>>>>>

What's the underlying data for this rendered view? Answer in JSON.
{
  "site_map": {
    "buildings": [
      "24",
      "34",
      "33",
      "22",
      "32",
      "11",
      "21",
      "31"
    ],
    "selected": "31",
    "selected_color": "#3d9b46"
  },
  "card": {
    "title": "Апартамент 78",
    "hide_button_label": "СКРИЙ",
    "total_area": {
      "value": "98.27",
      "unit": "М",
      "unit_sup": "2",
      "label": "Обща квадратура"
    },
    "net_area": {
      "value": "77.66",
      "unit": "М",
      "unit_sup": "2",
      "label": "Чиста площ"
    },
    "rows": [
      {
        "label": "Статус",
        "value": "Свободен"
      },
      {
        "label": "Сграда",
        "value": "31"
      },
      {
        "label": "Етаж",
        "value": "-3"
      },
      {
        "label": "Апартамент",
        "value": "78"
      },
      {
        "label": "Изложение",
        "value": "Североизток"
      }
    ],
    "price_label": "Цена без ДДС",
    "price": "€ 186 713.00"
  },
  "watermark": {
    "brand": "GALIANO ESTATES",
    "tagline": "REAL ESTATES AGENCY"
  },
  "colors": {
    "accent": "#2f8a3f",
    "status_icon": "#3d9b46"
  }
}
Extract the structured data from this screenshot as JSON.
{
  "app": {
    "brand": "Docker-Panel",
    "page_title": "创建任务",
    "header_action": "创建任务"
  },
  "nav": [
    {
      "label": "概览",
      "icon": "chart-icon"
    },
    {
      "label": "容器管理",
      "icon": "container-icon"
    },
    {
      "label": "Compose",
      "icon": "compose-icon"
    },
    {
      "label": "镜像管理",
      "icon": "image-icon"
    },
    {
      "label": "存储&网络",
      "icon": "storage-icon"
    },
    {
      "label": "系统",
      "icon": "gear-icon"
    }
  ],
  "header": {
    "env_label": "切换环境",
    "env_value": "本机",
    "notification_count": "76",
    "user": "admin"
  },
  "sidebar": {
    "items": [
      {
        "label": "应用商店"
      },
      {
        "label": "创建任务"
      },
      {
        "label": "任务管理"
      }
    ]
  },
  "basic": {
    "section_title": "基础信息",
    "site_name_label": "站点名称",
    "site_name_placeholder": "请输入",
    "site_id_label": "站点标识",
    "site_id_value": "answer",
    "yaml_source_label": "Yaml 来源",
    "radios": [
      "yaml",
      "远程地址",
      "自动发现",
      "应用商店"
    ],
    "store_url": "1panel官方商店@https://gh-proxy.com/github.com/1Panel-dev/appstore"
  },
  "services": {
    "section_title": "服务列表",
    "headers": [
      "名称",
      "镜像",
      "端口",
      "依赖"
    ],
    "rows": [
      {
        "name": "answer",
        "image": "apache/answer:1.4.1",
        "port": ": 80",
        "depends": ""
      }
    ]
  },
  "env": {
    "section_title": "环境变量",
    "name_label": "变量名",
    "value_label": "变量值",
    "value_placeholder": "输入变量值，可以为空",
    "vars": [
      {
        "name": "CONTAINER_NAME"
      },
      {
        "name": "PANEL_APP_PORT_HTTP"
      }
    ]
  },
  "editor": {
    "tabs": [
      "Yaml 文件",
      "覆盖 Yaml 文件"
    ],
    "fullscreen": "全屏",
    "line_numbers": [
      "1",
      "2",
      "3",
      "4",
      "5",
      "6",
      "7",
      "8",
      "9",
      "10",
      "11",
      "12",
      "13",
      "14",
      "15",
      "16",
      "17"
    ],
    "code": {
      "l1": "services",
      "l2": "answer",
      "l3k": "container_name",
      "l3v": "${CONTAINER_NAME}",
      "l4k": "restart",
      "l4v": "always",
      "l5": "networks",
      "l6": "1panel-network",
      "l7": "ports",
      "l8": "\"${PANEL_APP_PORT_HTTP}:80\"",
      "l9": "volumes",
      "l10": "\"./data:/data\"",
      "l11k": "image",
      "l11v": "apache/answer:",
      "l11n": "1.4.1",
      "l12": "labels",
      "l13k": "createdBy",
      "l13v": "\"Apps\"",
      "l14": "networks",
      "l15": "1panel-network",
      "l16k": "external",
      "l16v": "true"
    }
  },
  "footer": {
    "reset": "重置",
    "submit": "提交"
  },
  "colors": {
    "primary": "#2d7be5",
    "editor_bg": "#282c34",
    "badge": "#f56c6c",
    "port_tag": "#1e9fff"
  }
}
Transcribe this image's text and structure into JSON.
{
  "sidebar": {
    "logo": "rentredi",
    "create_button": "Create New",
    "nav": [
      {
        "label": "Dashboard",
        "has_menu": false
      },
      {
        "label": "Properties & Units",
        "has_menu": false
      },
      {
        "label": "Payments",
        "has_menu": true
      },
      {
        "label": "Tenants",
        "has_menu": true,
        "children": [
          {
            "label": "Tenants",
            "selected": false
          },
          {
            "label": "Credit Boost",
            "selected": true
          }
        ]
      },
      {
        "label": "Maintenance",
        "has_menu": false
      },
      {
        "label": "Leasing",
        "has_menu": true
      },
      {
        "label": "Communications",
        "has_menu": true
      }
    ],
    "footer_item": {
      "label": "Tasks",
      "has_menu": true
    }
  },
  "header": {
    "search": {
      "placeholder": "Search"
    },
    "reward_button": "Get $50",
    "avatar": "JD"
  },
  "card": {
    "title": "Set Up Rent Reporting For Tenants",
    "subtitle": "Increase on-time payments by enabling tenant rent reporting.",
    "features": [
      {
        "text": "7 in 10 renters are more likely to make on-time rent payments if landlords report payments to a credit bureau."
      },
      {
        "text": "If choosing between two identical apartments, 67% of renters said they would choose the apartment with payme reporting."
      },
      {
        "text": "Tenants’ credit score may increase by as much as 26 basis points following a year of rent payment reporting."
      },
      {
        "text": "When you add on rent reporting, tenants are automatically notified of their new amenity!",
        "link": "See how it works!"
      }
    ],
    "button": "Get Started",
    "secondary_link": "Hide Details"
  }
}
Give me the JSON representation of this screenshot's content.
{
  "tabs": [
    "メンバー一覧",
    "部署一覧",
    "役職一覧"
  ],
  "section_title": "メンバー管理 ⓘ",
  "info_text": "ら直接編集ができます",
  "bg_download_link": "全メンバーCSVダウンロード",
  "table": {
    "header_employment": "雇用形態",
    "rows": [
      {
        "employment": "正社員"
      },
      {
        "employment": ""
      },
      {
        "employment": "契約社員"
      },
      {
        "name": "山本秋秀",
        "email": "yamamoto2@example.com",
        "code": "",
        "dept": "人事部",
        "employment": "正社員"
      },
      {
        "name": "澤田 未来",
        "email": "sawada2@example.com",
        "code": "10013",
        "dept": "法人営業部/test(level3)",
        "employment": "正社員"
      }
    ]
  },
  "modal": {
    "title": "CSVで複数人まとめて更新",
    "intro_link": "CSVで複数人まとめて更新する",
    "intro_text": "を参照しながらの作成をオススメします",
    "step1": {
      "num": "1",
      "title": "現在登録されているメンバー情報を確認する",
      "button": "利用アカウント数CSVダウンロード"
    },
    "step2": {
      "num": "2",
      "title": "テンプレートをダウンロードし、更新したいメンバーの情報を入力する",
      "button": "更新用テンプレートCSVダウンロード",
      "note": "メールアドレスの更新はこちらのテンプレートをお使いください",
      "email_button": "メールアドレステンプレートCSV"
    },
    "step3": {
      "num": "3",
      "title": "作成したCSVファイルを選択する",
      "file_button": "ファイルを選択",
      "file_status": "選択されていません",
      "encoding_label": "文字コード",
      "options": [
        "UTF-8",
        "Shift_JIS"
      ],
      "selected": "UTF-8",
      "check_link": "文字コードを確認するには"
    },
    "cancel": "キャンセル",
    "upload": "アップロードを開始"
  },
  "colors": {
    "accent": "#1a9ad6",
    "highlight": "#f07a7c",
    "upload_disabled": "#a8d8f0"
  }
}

<<<<<

→ **TASK GOAL**:
In the entries above, count each line that holds "example". Give the total and nothing else.

→ **FINAL ANSWER**:
2